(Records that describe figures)
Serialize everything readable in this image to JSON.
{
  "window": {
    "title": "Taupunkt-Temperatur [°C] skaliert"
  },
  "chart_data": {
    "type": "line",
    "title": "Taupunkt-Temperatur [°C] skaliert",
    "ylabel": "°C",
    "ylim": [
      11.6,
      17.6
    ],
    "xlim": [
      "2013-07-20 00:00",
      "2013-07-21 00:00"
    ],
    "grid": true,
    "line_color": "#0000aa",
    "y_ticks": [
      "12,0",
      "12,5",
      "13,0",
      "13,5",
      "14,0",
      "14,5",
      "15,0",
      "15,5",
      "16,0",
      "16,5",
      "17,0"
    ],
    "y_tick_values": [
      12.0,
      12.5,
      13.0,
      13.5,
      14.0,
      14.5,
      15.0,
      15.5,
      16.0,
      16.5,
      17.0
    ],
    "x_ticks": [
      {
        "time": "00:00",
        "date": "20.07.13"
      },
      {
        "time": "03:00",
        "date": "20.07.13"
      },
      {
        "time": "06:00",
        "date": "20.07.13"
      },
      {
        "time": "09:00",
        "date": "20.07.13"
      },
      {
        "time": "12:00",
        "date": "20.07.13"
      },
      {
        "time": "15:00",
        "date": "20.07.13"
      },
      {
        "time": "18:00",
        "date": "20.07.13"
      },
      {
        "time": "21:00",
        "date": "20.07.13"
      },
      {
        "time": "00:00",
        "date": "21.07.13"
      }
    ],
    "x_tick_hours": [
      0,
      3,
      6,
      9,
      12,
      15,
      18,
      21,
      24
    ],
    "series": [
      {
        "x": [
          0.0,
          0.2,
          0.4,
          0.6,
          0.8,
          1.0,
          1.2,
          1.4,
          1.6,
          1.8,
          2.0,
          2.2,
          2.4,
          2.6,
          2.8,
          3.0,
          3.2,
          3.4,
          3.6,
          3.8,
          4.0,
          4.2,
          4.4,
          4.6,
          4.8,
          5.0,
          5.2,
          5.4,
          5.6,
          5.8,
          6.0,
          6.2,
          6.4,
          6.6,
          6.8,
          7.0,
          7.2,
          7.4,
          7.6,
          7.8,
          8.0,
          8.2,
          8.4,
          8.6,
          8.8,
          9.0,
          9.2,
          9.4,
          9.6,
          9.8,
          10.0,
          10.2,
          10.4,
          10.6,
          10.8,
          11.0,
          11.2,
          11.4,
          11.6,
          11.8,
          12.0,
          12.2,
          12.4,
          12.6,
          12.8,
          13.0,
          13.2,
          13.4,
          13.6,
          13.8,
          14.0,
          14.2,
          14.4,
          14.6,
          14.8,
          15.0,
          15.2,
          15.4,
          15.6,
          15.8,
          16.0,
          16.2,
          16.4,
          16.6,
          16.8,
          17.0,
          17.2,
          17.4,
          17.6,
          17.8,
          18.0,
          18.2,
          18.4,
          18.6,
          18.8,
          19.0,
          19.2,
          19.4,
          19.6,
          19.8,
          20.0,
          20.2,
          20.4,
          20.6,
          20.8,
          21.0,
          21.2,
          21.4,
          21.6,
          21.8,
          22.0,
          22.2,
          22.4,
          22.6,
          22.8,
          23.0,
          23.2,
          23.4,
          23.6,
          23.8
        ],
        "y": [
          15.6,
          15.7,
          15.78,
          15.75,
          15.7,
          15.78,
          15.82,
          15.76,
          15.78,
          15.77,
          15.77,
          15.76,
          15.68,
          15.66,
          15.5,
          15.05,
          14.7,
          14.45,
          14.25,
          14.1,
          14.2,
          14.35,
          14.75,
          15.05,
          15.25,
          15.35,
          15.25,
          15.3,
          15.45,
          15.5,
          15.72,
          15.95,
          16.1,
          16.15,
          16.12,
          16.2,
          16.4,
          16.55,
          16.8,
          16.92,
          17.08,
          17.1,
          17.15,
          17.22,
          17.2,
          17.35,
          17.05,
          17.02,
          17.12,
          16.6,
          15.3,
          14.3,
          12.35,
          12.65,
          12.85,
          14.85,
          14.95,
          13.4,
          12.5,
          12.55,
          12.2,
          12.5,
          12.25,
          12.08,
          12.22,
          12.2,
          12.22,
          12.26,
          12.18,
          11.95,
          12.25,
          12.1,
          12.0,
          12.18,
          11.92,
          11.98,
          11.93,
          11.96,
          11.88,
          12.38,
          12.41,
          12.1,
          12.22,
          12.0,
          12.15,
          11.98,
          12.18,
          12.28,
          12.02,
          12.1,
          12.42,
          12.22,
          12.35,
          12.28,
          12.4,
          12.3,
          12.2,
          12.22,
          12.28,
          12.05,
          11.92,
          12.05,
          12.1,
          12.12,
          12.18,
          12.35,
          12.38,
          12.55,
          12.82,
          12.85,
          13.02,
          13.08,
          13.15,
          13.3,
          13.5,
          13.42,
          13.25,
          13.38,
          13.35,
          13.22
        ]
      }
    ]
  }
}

**WHAT THE TASK REQUIRES**
Extract all lines that hold the word "time".

**RESULT**
        "time": "00:00",
        "time": "03:00",
        "time": "06:00",
        "time": "09:00",
        "time": "12:00",
        "time": "15:00",
        "time": "18:00",
        "time": "21:00",
        "time": "00:00",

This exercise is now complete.